- **Problem requirements**
Which lines below hold the word "Север"? Report each one.
======== Data supplied
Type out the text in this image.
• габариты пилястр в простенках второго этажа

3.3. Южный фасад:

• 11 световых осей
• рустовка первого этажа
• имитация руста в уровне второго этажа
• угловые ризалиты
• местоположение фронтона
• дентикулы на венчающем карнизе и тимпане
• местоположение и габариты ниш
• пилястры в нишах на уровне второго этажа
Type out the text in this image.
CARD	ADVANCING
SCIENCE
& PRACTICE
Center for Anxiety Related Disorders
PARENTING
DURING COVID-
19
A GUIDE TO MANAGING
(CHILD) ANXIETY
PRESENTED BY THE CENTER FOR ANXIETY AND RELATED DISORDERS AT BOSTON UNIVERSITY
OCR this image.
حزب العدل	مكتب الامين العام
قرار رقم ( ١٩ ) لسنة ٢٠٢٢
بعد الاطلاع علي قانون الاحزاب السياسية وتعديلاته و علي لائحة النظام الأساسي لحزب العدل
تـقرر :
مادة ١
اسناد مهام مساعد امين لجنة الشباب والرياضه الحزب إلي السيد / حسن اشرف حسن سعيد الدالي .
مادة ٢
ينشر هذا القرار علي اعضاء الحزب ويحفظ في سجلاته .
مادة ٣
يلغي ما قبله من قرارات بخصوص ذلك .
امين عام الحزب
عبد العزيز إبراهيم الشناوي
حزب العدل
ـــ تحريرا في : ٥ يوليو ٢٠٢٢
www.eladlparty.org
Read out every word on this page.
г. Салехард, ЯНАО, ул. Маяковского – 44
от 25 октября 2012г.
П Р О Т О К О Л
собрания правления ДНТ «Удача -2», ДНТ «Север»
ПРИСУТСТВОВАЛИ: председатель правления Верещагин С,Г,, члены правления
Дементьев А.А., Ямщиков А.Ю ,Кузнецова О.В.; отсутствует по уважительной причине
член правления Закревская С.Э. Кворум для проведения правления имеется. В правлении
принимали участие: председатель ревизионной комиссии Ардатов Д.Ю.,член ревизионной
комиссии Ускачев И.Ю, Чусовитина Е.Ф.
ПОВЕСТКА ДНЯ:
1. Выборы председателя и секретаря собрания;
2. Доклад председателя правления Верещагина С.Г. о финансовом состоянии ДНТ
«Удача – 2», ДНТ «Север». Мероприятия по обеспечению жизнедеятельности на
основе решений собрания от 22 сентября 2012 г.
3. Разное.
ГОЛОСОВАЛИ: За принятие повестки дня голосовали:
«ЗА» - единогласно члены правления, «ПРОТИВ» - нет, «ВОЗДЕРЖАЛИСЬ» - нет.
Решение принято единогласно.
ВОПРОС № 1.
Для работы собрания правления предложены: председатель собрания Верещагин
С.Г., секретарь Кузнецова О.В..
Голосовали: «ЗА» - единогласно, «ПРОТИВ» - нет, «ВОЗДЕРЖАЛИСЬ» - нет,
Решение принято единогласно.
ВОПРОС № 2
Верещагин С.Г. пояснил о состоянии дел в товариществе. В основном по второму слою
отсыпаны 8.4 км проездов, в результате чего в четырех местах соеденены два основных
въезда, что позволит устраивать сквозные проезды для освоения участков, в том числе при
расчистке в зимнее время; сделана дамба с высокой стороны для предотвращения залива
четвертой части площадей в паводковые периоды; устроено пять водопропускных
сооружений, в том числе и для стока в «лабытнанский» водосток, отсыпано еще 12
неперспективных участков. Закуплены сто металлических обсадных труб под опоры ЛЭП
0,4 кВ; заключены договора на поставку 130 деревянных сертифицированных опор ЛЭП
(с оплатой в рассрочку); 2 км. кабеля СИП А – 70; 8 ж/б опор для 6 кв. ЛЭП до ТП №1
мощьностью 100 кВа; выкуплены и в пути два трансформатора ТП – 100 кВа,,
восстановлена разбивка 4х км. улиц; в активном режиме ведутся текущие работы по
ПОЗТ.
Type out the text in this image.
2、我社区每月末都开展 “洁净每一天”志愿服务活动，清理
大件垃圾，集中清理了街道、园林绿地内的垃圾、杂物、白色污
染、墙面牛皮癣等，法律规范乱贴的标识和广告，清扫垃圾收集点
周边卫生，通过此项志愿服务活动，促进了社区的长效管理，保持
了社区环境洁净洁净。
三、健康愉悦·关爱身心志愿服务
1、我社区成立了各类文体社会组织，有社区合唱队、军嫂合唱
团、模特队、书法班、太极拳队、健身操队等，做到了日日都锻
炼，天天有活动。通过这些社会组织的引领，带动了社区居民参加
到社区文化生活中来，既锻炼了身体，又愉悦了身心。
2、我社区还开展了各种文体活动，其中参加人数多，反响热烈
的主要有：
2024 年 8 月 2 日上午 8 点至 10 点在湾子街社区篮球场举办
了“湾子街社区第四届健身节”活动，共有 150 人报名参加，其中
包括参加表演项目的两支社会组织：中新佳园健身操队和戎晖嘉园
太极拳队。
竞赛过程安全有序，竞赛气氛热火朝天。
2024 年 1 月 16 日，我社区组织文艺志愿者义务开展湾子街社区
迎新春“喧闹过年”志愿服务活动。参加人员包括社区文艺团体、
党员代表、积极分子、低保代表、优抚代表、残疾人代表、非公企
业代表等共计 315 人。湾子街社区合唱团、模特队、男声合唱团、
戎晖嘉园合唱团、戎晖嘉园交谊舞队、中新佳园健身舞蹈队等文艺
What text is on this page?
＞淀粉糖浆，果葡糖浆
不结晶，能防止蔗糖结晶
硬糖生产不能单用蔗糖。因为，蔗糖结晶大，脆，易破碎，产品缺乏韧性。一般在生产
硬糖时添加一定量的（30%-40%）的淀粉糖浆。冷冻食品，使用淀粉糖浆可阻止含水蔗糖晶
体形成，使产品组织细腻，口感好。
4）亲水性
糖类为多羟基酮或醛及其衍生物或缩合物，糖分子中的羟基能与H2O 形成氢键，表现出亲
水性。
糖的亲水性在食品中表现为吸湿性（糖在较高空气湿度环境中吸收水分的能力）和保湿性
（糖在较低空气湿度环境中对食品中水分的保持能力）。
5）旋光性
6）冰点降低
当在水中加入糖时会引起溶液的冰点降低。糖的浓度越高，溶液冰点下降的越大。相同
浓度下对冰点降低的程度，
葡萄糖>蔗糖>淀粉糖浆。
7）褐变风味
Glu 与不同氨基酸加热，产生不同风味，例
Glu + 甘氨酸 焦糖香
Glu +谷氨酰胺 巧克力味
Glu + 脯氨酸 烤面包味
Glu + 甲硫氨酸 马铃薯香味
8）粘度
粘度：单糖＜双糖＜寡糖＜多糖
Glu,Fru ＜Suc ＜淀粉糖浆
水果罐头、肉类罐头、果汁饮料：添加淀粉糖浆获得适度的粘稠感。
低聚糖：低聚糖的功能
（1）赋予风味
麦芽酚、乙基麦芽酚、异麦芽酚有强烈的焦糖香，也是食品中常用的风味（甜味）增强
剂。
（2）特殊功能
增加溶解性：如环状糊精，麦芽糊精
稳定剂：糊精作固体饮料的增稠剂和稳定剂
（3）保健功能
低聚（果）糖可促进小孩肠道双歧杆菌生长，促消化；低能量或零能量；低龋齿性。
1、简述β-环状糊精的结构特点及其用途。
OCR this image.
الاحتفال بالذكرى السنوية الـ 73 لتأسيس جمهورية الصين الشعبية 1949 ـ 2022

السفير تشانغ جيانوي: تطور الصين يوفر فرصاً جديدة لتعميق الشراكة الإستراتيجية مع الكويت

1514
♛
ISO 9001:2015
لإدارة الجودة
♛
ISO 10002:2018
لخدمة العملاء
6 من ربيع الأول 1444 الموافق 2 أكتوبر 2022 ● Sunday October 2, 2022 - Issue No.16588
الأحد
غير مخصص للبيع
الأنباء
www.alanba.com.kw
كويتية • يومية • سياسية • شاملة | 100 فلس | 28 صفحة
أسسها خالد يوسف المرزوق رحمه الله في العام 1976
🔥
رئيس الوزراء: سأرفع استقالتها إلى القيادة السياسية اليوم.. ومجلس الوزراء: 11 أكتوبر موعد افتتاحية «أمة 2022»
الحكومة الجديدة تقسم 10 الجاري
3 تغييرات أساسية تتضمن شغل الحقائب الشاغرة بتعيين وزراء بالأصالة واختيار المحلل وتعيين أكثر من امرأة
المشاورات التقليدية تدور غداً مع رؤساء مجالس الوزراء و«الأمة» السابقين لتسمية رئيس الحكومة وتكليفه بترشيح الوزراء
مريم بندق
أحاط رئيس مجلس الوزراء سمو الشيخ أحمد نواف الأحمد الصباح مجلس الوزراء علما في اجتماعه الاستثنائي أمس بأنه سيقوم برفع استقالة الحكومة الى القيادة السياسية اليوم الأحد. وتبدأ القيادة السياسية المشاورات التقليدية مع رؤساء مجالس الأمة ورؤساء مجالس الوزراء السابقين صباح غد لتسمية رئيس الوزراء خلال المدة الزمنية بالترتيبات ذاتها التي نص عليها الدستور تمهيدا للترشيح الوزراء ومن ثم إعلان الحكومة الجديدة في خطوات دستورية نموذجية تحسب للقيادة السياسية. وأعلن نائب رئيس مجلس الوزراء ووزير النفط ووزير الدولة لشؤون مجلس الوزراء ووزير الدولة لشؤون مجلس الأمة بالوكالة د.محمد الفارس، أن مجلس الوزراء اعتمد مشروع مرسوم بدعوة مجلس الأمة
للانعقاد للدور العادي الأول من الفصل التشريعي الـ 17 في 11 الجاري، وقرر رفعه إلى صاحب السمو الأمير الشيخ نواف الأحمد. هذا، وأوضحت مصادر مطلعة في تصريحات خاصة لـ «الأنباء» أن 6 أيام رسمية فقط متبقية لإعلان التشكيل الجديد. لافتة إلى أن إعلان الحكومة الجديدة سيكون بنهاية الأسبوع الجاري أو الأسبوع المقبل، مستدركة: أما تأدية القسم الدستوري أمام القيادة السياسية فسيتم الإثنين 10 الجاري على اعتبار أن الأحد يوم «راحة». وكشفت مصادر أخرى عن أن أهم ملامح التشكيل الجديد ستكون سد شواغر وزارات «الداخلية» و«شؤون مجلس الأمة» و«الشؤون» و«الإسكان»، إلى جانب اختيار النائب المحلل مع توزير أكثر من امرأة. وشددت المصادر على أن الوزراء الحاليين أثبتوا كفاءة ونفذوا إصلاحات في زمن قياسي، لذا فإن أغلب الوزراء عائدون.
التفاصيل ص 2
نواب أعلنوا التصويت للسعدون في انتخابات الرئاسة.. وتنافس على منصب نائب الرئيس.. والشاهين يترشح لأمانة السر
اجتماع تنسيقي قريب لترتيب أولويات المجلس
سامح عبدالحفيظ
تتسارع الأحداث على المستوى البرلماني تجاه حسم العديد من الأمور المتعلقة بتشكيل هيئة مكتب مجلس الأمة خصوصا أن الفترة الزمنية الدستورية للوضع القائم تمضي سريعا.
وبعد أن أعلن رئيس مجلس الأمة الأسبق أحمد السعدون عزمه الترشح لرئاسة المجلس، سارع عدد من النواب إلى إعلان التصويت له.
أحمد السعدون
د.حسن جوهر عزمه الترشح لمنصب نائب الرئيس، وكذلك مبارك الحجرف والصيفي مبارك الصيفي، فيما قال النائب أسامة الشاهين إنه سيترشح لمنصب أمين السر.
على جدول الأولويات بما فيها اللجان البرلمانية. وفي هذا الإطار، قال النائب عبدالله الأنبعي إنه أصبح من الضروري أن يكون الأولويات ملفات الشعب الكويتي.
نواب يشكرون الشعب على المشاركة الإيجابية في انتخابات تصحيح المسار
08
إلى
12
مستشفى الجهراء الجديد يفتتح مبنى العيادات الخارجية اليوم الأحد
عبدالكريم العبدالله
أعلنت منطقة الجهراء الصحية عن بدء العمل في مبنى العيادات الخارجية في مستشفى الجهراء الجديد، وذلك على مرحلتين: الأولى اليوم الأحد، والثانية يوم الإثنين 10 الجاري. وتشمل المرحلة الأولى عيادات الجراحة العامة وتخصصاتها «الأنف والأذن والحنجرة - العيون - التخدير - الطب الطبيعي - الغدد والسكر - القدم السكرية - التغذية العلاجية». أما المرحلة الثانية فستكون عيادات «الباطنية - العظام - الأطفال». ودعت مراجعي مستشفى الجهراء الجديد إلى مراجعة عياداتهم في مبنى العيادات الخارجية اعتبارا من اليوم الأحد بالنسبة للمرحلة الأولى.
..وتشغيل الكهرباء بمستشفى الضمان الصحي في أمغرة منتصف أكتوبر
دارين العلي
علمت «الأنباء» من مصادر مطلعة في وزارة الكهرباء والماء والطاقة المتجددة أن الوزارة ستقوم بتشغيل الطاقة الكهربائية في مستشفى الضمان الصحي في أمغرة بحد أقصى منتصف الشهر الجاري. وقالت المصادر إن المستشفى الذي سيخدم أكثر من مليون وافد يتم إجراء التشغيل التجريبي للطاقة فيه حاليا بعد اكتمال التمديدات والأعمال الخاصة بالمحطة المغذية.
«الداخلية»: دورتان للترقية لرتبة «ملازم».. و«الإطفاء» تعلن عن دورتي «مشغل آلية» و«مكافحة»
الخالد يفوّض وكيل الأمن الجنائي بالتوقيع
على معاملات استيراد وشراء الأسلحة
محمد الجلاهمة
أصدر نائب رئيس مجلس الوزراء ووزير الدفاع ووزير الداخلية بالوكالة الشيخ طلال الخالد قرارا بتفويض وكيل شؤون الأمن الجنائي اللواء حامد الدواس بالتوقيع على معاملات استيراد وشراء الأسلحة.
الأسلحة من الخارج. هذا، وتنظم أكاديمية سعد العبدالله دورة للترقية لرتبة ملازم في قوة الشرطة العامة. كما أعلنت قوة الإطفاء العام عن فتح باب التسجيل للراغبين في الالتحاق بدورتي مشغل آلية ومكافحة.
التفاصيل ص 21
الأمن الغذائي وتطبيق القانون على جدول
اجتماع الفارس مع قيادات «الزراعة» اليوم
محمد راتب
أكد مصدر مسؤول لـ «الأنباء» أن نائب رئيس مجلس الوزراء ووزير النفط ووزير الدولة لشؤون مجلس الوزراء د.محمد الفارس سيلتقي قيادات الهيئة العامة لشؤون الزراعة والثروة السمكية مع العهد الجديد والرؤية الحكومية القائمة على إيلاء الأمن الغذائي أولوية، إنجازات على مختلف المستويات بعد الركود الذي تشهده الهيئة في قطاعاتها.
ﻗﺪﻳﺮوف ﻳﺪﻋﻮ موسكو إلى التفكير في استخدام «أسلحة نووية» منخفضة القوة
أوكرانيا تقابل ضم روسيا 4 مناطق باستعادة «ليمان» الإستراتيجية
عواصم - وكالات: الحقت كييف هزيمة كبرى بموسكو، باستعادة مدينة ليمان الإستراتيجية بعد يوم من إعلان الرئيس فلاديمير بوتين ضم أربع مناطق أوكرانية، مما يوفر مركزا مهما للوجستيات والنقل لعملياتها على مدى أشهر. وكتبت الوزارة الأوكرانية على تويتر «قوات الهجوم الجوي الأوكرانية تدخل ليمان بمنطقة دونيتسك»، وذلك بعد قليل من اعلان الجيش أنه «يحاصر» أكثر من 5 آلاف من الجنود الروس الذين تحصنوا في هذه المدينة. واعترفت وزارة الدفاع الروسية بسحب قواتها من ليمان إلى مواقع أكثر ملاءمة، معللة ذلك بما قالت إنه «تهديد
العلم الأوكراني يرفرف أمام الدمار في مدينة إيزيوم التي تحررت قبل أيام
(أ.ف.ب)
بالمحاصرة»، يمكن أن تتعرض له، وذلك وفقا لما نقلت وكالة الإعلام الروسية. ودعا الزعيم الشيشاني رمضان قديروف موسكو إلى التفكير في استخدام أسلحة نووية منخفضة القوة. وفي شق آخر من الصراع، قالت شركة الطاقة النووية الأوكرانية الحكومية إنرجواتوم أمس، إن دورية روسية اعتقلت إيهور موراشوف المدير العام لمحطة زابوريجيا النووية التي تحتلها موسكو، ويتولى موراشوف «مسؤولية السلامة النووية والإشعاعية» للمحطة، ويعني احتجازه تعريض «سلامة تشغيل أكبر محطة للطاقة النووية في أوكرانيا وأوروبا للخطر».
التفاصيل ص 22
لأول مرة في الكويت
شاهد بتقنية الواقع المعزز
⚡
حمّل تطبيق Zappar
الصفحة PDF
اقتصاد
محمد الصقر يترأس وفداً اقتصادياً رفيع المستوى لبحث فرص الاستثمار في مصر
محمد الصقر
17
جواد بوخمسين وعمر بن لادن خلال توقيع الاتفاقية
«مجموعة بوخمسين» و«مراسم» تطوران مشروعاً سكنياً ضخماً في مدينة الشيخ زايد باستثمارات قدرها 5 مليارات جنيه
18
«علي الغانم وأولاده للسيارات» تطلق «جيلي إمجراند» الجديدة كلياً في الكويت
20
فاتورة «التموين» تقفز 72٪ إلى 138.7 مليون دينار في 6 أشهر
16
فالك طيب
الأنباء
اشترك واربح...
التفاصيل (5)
================
- **Result of the task**
собрания правления ДНТ «Удача -2», ДНТ «Север»
«Удача – 2», ДНТ «Север». Мероприятия по обеспечению жизнедеятельности на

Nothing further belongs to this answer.